Records from a data source:
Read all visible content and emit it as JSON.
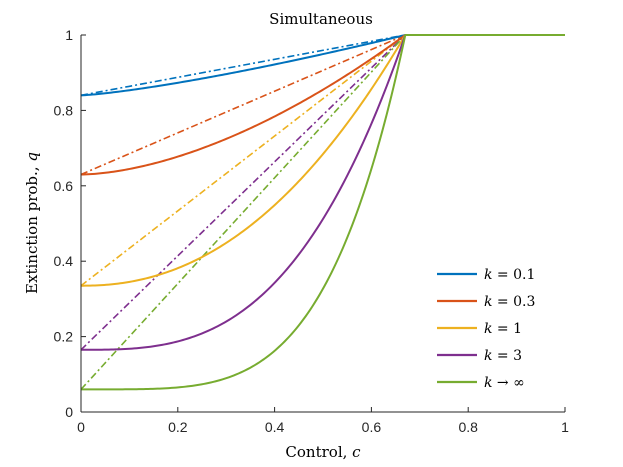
{
  "chart_data": {
    "type": "line",
    "title": "Simultaneous",
    "xlabel": "Control, c",
    "xlabel_text": "Control, ",
    "xlabel_var": "c",
    "ylabel": "Extinction prob., q",
    "ylabel_text": "Extinction prob., ",
    "ylabel_var": "q",
    "xlim": [
      0,
      1
    ],
    "ylim": [
      0,
      1
    ],
    "xticks": [
      0,
      0.2,
      0.4,
      0.6,
      0.8,
      1
    ],
    "xtick_labels": [
      "0",
      "0.2",
      "0.4",
      "0.6",
      "0.8",
      "1"
    ],
    "yticks": [
      0,
      0.2,
      0.4,
      0.6,
      0.8,
      1
    ],
    "ytick_labels": [
      "0",
      "0.2",
      "0.4",
      "0.6",
      "0.8",
      "1"
    ],
    "c_star": 0.67,
    "legend_position": "bottom-right",
    "series": [
      {
        "name": "k = 0.1",
        "label_var": "k",
        "label_rest": " = 0.1",
        "color": "#0072BD",
        "q0": 0.84,
        "exponent": 1.3
      },
      {
        "name": "k = 0.3",
        "label_var": "k",
        "label_rest": " = 0.3",
        "color": "#D95319",
        "q0": 0.63,
        "exponent": 1.7
      },
      {
        "name": "k = 1",
        "label_var": "k",
        "label_rest": " = 1",
        "color": "#EDB120",
        "q0": 0.335,
        "exponent": 2.2
      },
      {
        "name": "k = 3",
        "label_var": "k",
        "label_rest": " = 3",
        "color": "#7E2F8E",
        "q0": 0.165,
        "exponent": 3.0
      },
      {
        "name": "k → ∞",
        "label_var": "k",
        "label_rest": " → ∞",
        "color": "#77AC30",
        "q0": 0.06,
        "exponent": 4.3
      }
    ],
    "line_styles": {
      "solid": "model",
      "dashdot": "linear reference"
    }
  }
}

WRITTEN PROBLEM: Your copy should repeat each entry above exactly but contain no pictures.

FULL RESPONSE:
Read all visible content and emit it as JSON.
{
  "chart_data": {
    "type": "line",
    "title": "Simultaneous",
    "xlabel": "Control, c",
    "xlabel_text": "Control, ",
    "xlabel_var": "c",
    "ylabel": "Extinction prob., q",
    "ylabel_text": "Extinction prob., ",
    "ylabel_var": "q",
    "xlim": [
      0,
      1
    ],
    "ylim": [
      0,
      1
    ],
    "xticks": [
      0,
      0.2,
      0.4,
      0.6,
      0.8,
      1
    ],
    "xtick_labels": [
      "0",
      "0.2",
      "0.4",
      "0.6",
      "0.8",
      "1"
    ],
    "yticks": [
      0,
      0.2,
      0.4,
      0.6,
      0.8,
      1
    ],
    "ytick_labels": [
      "0",
      "0.2",
      "0.4",
      "0.6",
      "0.8",
      "1"
    ],
    "c_star": 0.67,
    "legend_position": "bottom-right",
    "series": [
      {
        "name": "k = 0.1",
        "label_var": "k",
        "label_rest": " = 0.1",
        "color": "#0072BD",
        "q0": 0.84,
        "exponent": 1.3
      },
      {
        "name": "k = 0.3",
        "label_var": "k",
        "label_rest": " = 0.3",
        "color": "#D95319",
        "q0": 0.63,
        "exponent": 1.7
      },
      {
        "name": "k = 1",
        "label_var": "k",
        "label_rest": " = 1",
        "color": "#EDB120",
        "q0": 0.335,
        "exponent": 2.2
      },
      {
        "name": "k = 3",
        "label_var": "k",
        "label_rest": " = 3",
        "color": "#7E2F8E",
        "q0": 0.165,
        "exponent": 3.0
      },
      {
        "name": "k → ∞",
        "label_var": "k",
        "label_rest": " → ∞",
        "color": "#77AC30",
        "q0": 0.06,
        "exponent": 4.3
      }
    ],
    "line_styles": {
      "solid": "model",
      "dashdot": "linear reference"
    }
  }
}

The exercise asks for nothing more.